Brief: Read the material below and tally how many lines hold the word "title", giving the number and nothing else.
--- start ---
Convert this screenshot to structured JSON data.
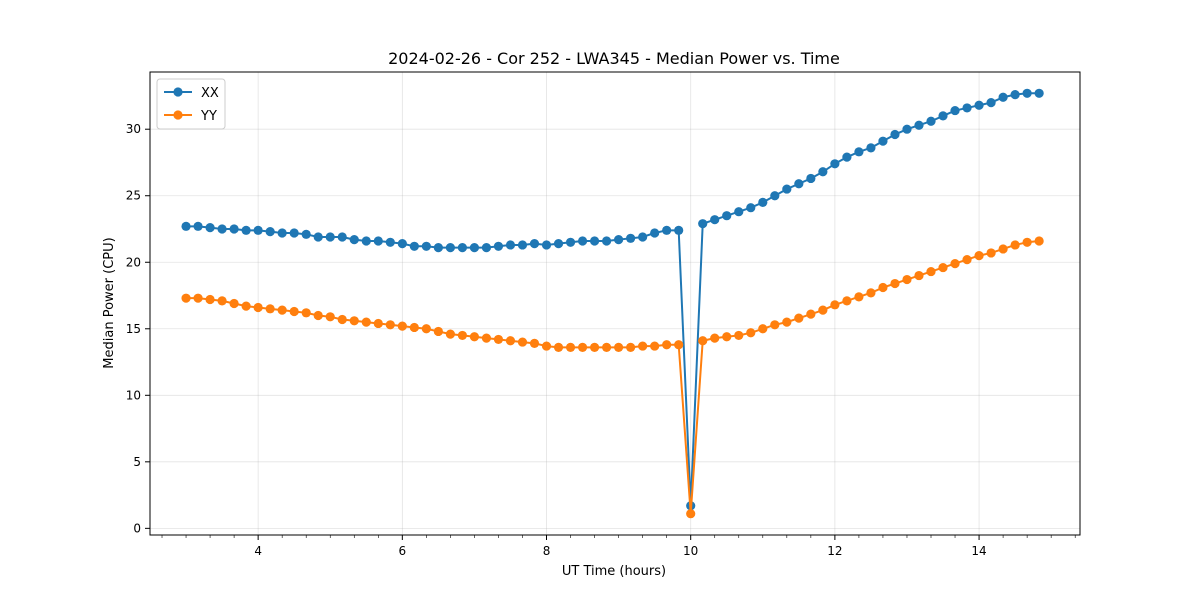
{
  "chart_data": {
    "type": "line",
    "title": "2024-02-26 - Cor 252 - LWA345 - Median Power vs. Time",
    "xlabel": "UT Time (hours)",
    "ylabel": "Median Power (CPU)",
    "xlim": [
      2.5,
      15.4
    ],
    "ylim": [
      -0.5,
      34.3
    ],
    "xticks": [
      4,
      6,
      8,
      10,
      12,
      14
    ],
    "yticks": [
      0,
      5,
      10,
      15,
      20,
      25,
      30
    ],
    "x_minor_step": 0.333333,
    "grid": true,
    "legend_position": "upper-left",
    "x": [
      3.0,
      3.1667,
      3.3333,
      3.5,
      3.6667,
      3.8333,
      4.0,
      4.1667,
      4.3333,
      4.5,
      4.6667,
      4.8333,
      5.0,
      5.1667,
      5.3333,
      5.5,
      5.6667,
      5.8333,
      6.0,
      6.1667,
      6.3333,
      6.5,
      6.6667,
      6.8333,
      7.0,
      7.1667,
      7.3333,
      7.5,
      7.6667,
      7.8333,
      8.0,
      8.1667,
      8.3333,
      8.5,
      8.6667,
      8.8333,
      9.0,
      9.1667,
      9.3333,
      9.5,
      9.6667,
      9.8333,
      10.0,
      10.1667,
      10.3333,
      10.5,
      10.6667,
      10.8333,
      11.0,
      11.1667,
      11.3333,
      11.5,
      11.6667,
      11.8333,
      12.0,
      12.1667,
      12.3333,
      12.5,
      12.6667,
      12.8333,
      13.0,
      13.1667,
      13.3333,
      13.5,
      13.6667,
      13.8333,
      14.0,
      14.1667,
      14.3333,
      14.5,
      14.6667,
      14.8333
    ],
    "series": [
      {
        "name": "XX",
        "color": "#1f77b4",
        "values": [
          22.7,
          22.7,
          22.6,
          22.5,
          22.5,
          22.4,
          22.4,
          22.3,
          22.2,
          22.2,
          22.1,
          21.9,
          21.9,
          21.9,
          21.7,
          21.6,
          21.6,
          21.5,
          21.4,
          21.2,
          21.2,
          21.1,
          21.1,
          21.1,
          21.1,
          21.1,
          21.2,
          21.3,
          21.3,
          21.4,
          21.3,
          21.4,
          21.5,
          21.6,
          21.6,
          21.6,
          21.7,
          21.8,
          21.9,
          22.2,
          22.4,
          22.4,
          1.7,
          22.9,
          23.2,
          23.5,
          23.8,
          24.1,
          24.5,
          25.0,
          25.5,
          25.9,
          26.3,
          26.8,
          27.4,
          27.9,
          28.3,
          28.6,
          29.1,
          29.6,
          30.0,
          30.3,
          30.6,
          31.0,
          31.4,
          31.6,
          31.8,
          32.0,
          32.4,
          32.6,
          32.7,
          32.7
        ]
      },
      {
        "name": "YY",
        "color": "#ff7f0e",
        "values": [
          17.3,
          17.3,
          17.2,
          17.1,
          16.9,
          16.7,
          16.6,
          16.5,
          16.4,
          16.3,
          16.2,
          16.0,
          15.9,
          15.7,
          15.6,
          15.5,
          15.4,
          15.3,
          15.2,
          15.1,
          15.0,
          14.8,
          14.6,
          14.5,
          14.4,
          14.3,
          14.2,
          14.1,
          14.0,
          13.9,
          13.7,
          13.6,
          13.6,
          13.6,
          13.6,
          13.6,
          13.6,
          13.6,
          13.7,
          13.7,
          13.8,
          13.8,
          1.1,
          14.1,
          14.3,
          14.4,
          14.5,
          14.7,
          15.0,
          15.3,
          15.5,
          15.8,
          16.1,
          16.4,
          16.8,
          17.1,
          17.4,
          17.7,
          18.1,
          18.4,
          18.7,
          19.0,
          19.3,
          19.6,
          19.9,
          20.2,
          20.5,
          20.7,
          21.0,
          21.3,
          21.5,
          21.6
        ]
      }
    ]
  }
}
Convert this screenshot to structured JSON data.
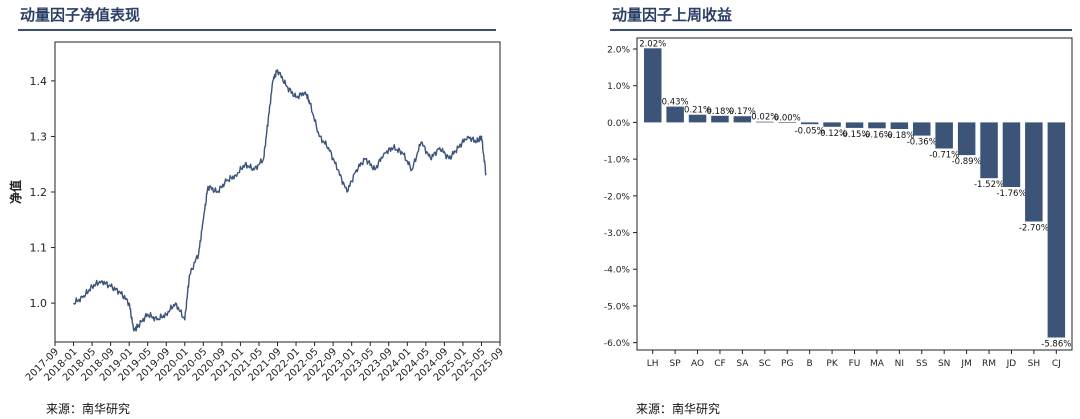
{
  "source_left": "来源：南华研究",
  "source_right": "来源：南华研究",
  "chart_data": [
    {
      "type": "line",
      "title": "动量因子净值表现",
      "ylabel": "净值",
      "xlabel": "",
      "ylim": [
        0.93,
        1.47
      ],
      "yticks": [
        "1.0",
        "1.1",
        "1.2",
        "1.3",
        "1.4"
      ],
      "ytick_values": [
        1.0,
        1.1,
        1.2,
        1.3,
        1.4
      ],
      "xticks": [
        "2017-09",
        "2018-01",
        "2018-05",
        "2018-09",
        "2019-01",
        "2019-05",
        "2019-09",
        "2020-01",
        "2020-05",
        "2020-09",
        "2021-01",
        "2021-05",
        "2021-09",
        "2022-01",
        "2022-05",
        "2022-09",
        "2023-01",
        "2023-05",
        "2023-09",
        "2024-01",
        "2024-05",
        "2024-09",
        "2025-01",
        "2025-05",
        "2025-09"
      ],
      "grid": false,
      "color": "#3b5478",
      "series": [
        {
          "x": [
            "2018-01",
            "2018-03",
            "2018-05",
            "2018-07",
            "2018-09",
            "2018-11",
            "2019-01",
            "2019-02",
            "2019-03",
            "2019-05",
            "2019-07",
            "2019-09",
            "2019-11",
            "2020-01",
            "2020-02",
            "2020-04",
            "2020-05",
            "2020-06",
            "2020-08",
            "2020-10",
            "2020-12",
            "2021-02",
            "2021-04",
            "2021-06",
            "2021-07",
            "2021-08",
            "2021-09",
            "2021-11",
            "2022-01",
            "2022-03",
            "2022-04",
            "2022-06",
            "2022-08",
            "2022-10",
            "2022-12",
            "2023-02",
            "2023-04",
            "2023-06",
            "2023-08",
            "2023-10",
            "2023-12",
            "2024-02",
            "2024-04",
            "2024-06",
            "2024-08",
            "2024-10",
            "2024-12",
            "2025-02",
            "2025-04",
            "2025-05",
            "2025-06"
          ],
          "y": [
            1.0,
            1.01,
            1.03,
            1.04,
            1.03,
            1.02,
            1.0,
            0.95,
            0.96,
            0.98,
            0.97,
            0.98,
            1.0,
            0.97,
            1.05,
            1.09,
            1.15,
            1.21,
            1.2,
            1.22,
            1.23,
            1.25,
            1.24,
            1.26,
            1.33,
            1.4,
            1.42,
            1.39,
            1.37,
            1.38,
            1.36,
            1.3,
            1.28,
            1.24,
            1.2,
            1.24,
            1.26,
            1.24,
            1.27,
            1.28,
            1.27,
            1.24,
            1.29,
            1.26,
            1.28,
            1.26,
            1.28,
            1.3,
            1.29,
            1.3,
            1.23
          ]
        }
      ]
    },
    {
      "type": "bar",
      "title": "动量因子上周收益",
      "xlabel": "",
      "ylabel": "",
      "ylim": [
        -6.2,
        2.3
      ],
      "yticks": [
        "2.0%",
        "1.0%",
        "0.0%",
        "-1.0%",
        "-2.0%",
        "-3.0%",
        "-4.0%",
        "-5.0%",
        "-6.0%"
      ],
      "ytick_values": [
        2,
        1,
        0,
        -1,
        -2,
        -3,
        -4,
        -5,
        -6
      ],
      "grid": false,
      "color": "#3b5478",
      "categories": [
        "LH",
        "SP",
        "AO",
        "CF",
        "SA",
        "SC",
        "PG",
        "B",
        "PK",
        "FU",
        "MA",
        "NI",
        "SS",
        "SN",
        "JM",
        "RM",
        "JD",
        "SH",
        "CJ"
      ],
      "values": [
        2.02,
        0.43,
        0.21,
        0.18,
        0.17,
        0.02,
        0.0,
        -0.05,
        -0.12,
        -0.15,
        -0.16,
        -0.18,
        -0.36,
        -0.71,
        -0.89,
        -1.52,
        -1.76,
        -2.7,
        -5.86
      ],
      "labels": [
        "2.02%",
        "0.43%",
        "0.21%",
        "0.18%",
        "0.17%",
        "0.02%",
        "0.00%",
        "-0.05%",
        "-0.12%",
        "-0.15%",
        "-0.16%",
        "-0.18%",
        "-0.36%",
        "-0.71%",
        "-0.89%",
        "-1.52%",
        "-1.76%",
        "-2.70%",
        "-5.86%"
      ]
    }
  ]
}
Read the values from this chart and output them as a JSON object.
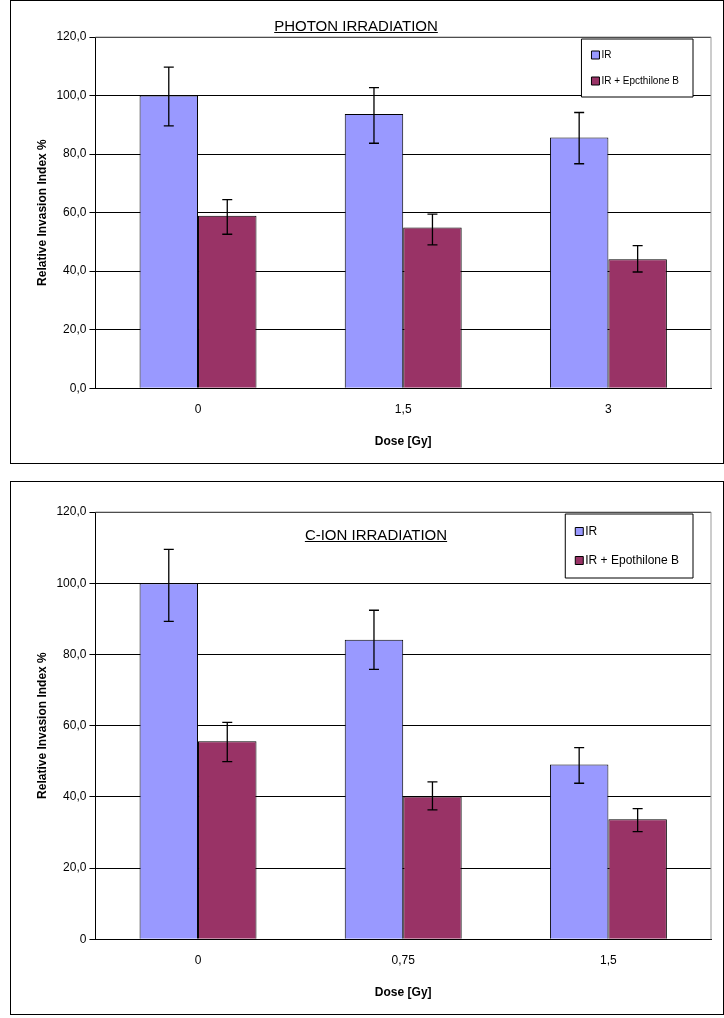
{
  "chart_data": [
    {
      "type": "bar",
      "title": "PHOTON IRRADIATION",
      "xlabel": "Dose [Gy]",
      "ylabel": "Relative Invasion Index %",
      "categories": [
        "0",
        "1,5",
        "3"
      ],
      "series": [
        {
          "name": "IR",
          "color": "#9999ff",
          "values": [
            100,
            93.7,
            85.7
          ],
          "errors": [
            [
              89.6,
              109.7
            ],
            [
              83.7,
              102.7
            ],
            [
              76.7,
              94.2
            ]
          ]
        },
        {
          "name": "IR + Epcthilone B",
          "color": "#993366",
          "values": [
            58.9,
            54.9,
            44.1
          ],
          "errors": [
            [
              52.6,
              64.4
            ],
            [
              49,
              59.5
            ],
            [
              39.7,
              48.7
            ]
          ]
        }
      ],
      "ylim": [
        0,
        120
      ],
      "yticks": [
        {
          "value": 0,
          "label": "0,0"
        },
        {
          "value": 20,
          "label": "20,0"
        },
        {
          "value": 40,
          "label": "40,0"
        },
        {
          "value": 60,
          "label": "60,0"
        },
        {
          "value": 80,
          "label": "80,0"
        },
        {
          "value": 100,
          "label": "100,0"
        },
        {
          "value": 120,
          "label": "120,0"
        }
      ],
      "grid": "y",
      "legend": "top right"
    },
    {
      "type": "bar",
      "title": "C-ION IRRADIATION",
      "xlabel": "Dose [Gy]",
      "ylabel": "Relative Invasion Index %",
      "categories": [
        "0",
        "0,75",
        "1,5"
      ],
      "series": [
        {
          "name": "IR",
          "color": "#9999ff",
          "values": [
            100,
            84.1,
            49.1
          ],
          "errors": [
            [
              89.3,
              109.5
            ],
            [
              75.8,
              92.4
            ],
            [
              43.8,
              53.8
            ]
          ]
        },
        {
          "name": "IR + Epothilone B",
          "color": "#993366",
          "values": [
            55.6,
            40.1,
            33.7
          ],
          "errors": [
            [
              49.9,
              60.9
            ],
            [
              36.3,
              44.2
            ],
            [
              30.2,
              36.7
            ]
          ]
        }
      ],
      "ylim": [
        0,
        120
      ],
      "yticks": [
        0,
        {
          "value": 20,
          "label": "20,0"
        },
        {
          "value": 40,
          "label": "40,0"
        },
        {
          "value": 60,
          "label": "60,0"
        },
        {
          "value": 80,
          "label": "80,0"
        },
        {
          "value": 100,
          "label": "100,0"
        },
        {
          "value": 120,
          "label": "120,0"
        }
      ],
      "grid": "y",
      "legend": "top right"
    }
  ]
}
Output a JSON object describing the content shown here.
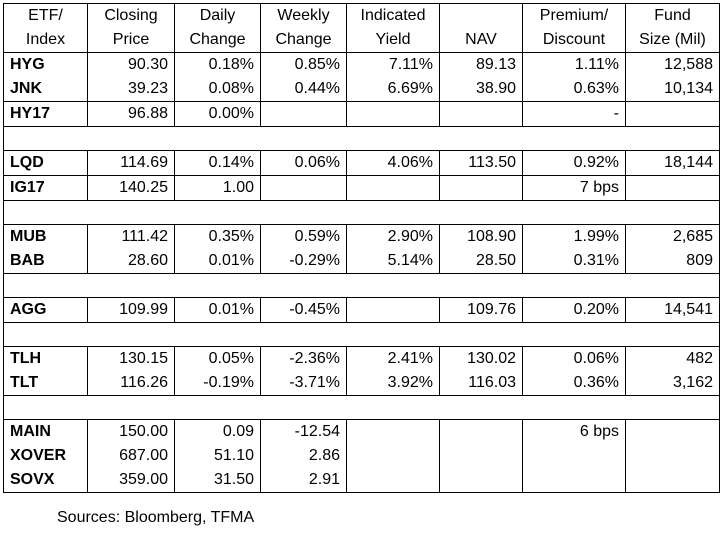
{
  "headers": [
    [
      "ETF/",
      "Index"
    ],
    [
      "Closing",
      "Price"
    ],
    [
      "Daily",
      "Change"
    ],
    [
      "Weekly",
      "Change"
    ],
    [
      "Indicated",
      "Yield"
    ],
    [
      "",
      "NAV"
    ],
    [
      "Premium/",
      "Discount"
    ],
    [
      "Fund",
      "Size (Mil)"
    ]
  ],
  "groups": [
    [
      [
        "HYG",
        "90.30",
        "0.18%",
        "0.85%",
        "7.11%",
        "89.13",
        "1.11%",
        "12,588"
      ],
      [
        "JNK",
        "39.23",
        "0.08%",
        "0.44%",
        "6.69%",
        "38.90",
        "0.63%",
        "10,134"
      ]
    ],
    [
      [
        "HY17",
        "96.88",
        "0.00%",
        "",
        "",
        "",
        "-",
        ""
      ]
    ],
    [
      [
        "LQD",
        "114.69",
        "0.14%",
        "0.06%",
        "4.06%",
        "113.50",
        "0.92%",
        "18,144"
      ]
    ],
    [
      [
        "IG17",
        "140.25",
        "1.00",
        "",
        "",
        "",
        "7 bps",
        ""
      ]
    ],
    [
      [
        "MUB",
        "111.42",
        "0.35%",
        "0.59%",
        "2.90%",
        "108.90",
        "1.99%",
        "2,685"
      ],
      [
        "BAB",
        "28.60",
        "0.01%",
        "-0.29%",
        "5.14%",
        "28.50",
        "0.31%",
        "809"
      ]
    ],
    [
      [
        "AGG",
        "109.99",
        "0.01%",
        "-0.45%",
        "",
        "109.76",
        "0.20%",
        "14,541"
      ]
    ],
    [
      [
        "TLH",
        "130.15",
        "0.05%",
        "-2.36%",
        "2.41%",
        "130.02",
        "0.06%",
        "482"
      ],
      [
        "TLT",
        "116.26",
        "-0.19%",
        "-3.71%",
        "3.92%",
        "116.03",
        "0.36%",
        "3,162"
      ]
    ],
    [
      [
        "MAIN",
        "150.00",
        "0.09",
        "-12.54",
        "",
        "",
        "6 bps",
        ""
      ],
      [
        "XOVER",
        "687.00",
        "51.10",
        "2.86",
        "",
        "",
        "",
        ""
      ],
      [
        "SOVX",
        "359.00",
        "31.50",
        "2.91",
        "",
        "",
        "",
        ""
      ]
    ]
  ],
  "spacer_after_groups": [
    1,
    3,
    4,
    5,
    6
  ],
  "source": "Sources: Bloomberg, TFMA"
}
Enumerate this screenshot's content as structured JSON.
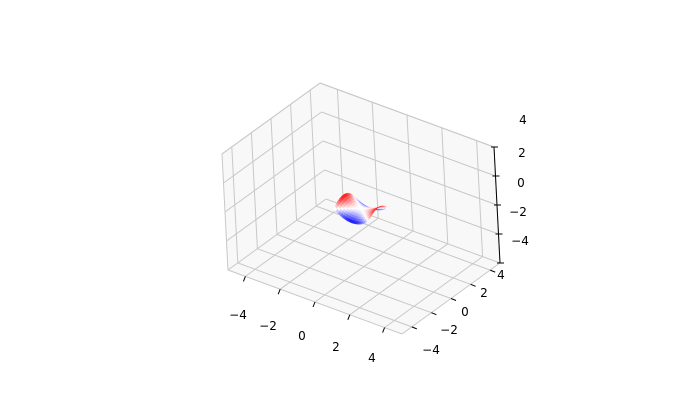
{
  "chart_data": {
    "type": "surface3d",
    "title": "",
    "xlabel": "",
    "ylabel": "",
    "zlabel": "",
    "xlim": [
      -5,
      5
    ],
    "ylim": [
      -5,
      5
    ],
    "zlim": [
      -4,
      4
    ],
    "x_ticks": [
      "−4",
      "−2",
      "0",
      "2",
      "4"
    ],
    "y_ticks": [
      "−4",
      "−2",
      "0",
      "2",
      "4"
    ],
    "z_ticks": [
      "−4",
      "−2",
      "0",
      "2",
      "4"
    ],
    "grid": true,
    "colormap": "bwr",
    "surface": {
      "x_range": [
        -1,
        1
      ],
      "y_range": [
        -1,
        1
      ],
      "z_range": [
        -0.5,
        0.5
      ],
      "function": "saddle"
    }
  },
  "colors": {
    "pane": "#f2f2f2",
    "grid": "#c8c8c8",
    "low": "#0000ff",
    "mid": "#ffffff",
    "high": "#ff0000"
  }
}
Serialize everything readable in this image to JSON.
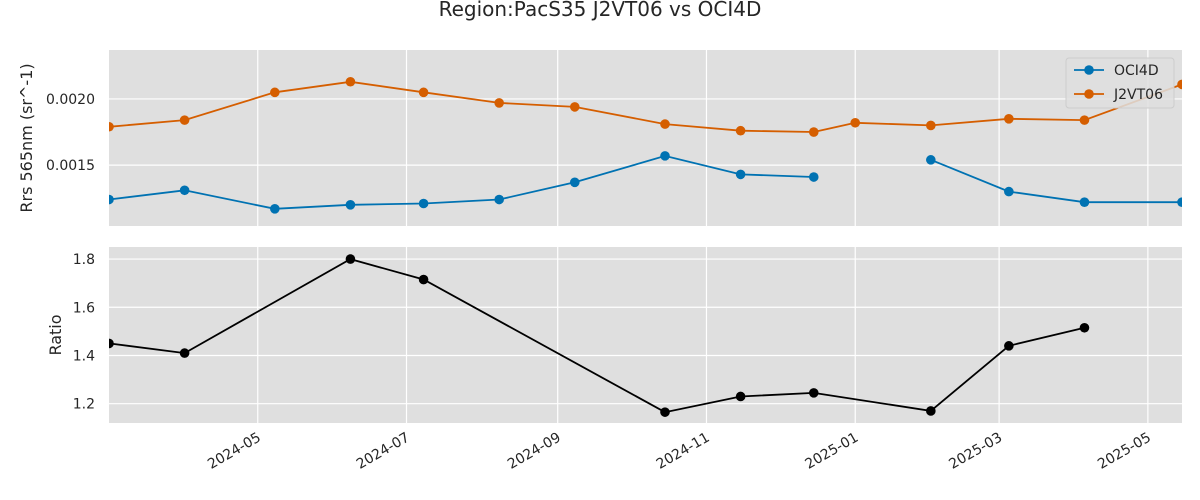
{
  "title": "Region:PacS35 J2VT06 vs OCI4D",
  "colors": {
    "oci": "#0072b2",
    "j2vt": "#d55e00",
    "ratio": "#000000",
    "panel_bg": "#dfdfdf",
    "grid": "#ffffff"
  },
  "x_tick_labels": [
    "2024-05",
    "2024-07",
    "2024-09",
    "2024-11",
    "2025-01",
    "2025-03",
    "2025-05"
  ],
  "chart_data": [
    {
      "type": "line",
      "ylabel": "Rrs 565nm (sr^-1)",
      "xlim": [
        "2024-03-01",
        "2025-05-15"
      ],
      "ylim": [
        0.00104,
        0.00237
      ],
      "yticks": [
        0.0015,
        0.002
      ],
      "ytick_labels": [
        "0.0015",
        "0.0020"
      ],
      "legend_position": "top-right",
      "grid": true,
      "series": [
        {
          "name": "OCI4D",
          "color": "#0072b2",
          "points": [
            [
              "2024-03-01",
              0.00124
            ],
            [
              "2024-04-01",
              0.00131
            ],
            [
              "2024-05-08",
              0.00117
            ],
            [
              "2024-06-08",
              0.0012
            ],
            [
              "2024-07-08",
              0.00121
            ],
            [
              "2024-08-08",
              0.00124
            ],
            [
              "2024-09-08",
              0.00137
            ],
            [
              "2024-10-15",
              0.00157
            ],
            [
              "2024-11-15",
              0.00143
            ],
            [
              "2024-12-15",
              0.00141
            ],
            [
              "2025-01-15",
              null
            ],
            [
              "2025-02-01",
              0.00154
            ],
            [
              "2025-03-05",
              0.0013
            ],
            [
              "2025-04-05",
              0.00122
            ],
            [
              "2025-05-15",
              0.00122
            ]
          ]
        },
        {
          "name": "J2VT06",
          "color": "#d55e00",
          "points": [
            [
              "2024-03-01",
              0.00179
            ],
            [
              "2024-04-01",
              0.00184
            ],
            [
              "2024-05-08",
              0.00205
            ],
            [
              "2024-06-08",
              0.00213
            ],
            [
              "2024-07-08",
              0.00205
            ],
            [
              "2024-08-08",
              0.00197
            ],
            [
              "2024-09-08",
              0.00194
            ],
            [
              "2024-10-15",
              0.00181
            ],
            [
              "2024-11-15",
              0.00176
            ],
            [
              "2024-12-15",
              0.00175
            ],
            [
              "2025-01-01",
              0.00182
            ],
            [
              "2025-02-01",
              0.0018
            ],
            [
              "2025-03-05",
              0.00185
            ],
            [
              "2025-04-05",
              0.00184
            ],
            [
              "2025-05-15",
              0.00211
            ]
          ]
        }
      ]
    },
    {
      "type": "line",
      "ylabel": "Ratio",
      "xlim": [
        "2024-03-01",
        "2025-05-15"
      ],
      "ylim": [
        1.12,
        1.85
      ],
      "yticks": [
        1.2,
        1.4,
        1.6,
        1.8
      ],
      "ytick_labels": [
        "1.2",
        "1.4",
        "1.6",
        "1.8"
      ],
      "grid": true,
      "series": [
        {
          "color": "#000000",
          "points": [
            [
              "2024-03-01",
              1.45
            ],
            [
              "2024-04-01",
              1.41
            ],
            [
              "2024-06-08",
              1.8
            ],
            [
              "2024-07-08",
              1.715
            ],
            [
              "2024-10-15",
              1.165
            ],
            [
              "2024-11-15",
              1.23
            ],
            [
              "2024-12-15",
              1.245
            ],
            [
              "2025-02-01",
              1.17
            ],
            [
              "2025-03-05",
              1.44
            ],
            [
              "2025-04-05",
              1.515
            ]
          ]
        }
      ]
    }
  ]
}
--- end ---
Answer to the problem: 7